* _WHAT IS NEEDED_
Retype the material that follows, keeping every word as it is.

◆ ◆ ◆ ◆ ◆

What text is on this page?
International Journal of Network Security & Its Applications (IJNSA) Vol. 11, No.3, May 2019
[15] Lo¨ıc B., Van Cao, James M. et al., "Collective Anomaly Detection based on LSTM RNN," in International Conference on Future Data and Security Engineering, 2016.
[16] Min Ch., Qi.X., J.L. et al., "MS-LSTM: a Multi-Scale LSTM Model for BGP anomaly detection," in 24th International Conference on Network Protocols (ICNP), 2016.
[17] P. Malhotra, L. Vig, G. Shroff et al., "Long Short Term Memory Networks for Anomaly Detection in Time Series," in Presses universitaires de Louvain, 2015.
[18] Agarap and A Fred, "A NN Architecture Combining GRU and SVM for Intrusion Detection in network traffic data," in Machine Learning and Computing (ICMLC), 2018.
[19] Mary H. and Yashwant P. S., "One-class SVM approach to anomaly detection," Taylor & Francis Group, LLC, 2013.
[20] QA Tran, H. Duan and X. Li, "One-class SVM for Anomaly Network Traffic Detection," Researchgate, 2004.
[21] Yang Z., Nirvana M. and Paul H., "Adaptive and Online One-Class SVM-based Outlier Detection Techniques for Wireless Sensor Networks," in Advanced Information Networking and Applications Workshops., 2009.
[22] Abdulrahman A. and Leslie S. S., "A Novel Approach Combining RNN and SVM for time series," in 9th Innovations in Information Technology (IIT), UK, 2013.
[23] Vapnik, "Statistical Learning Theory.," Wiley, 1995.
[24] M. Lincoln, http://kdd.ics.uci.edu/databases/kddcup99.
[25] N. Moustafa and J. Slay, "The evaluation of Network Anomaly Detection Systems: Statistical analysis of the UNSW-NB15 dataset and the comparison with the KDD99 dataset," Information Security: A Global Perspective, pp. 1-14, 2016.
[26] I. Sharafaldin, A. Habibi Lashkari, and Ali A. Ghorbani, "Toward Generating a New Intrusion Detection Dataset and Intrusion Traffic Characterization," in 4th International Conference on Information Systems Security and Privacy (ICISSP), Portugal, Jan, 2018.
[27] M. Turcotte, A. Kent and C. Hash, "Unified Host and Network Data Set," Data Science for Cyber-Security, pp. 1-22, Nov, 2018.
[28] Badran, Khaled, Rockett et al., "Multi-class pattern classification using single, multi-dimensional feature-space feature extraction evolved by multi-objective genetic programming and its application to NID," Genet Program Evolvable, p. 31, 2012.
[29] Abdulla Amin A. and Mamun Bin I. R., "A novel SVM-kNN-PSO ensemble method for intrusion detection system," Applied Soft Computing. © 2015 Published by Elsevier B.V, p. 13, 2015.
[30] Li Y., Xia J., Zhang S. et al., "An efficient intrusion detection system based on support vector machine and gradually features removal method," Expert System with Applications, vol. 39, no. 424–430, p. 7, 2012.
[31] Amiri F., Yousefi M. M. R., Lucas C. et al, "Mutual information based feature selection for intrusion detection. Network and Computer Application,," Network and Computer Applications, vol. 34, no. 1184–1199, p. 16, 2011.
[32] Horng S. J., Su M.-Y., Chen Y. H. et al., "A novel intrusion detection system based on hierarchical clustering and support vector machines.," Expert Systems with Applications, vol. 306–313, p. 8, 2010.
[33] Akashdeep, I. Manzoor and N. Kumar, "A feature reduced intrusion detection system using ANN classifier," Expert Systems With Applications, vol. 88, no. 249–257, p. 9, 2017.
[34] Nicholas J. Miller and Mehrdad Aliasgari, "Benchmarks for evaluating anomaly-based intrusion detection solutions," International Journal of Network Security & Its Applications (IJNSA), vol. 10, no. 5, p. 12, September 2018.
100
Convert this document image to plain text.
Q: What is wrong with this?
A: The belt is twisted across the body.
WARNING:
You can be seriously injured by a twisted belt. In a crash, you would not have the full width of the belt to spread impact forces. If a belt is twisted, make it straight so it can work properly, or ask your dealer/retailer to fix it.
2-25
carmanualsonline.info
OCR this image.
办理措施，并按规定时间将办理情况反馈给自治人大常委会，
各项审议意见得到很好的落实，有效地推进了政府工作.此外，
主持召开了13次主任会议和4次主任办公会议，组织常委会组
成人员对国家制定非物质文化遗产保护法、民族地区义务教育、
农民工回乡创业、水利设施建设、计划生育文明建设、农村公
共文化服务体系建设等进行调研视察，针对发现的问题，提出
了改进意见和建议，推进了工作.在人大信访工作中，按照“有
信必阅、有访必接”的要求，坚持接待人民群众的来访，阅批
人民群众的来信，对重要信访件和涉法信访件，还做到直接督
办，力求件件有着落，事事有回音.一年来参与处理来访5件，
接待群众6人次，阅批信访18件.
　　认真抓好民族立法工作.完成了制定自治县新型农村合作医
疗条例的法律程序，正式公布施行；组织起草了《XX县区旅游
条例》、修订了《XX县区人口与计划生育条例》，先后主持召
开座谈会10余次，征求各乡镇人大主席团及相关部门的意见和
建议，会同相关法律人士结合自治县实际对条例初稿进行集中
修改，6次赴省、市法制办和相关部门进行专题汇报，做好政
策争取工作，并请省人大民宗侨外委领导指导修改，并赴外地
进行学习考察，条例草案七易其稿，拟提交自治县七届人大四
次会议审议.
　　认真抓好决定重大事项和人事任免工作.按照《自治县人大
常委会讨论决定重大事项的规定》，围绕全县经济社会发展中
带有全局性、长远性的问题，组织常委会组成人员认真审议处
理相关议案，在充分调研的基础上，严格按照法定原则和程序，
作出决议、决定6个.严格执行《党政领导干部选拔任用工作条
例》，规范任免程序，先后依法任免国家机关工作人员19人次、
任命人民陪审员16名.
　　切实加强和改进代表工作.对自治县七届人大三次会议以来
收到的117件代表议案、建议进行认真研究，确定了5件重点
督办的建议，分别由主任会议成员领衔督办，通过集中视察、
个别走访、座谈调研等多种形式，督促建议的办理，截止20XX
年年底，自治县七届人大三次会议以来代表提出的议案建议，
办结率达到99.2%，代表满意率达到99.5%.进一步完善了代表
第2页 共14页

◆ ◆ ◆ ◆ ◆

* _FULL SOLUTION_
What text is on this page?
International Journal of Network Security & Its Applications (IJNSA) Vol. 11, No.3, May 2019
[15] Lo¨ıc B., Van Cao, James M. et al., "Collective Anomaly Detection based on LSTM RNN," in International Conference on Future Data and Security Engineering, 2016.
[16] Min Ch., Qi.X., J.L. et al., "MS-LSTM: a Multi-Scale LSTM Model for BGP anomaly detection," in 24th International Conference on Network Protocols (ICNP), 2016.
[17] P. Malhotra, L. Vig, G. Shroff et al., "Long Short Term Memory Networks for Anomaly Detection in Time Series," in Presses universitaires de Louvain, 2015.
[18] Agarap and A Fred, "A NN Architecture Combining GRU and SVM for Intrusion Detection in network traffic data," in Machine Learning and Computing (ICMLC), 2018.
[19] Mary H. and Yashwant P. S., "One-class SVM approach to anomaly detection," Taylor & Francis Group, LLC, 2013.
[20] QA Tran, H. Duan and X. Li, "One-class SVM for Anomaly Network Traffic Detection," Researchgate, 2004.
[21] Yang Z., Nirvana M. and Paul H., "Adaptive and Online One-Class SVM-based Outlier Detection Techniques for Wireless Sensor Networks," in Advanced Information Networking and Applications Workshops., 2009.
[22] Abdulrahman A. and Leslie S. S., "A Novel Approach Combining RNN and SVM for time series," in 9th Innovations in Information Technology (IIT), UK, 2013.
[23] Vapnik, "Statistical Learning Theory.," Wiley, 1995.
[24] M. Lincoln, http://kdd.ics.uci.edu/databases/kddcup99.
[25] N. Moustafa and J. Slay, "The evaluation of Network Anomaly Detection Systems: Statistical analysis of the UNSW-NB15 dataset and the comparison with the KDD99 dataset," Information Security: A Global Perspective, pp. 1-14, 2016.
[26] I. Sharafaldin, A. Habibi Lashkari, and Ali A. Ghorbani, "Toward Generating a New Intrusion Detection Dataset and Intrusion Traffic Characterization," in 4th International Conference on Information Systems Security and Privacy (ICISSP), Portugal, Jan, 2018.
[27] M. Turcotte, A. Kent and C. Hash, "Unified Host and Network Data Set," Data Science for Cyber-Security, pp. 1-22, Nov, 2018.
[28] Badran, Khaled, Rockett et al., "Multi-class pattern classification using single, multi-dimensional feature-space feature extraction evolved by multi-objective genetic programming and its application to NID," Genet Program Evolvable, p. 31, 2012.
[29] Abdulla Amin A. and Mamun Bin I. R., "A novel SVM-kNN-PSO ensemble method for intrusion detection system," Applied Soft Computing. © 2015 Published by Elsevier B.V, p. 13, 2015.
[30] Li Y., Xia J., Zhang S. et al., "An efficient intrusion detection system based on support vector machine and gradually features removal method," Expert System with Applications, vol. 39, no. 424–430, p. 7, 2012.
[31] Amiri F., Yousefi M. M. R., Lucas C. et al, "Mutual information based feature selection for intrusion detection. Network and Computer Application,," Network and Computer Applications, vol. 34, no. 1184–1199, p. 16, 2011.
[32] Horng S. J., Su M.-Y., Chen Y. H. et al., "A novel intrusion detection system based on hierarchical clustering and support vector machines.," Expert Systems with Applications, vol. 306–313, p. 8, 2010.
[33] Akashdeep, I. Manzoor and N. Kumar, "A feature reduced intrusion detection system using ANN classifier," Expert Systems With Applications, vol. 88, no. 249–257, p. 9, 2017.
[34] Nicholas J. Miller and Mehrdad Aliasgari, "Benchmarks for evaluating anomaly-based intrusion detection solutions," International Journal of Network Security & Its Applications (IJNSA), vol. 10, no. 5, p. 12, September 2018.
100
Convert this document image to plain text.
Q: What is wrong with this?
A: The belt is twisted across the body.
WARNING:
You can be seriously injured by a twisted belt. In a crash, you would not have the full width of the belt to spread impact forces. If a belt is twisted, make it straight so it can work properly, or ask your dealer/retailer to fix it.
2-25
carmanualsonline.info
OCR this image.
办理措施，并按规定时间将办理情况反馈给自治人大常委会，
各项审议意见得到很好的落实，有效地推进了政府工作.此外，
主持召开了13次主任会议和4次主任办公会议，组织常委会组
成人员对国家制定非物质文化遗产保护法、民族地区义务教育、
农民工回乡创业、水利设施建设、计划生育文明建设、农村公
共文化服务体系建设等进行调研视察，针对发现的问题，提出
了改进意见和建议，推进了工作.在人大信访工作中，按照“有
信必阅、有访必接”的要求，坚持接待人民群众的来访，阅批
人民群众的来信，对重要信访件和涉法信访件，还做到直接督
办，力求件件有着落，事事有回音.一年来参与处理来访5件，
接待群众6人次，阅批信访18件.
　　认真抓好民族立法工作.完成了制定自治县新型农村合作医
疗条例的法律程序，正式公布施行；组织起草了《XX县区旅游
条例》、修订了《XX县区人口与计划生育条例》，先后主持召
开座谈会10余次，征求各乡镇人大主席团及相关部门的意见和
建议，会同相关法律人士结合自治县实际对条例初稿进行集中
修改，6次赴省、市法制办和相关部门进行专题汇报，做好政
策争取工作，并请省人大民宗侨外委领导指导修改，并赴外地
进行学习考察，条例草案七易其稿，拟提交自治县七届人大四
次会议审议.
　　认真抓好决定重大事项和人事任免工作.按照《自治县人大
常委会讨论决定重大事项的规定》，围绕全县经济社会发展中
带有全局性、长远性的问题，组织常委会组成人员认真审议处
理相关议案，在充分调研的基础上，严格按照法定原则和程序，
作出决议、决定6个.严格执行《党政领导干部选拔任用工作条
例》，规范任免程序，先后依法任免国家机关工作人员19人次、
任命人民陪审员16名.
　　切实加强和改进代表工作.对自治县七届人大三次会议以来
收到的117件代表议案、建议进行认真研究，确定了5件重点
督办的建议，分别由主任会议成员领衔督办，通过集中视察、
个别走访、座谈调研等多种形式，督促建议的办理，截止20XX
年年底，自治县七届人大三次会议以来代表提出的议案建议，
办结率达到99.2%，代表满意率达到99.5%.进一步完善了代表
第2页 共14页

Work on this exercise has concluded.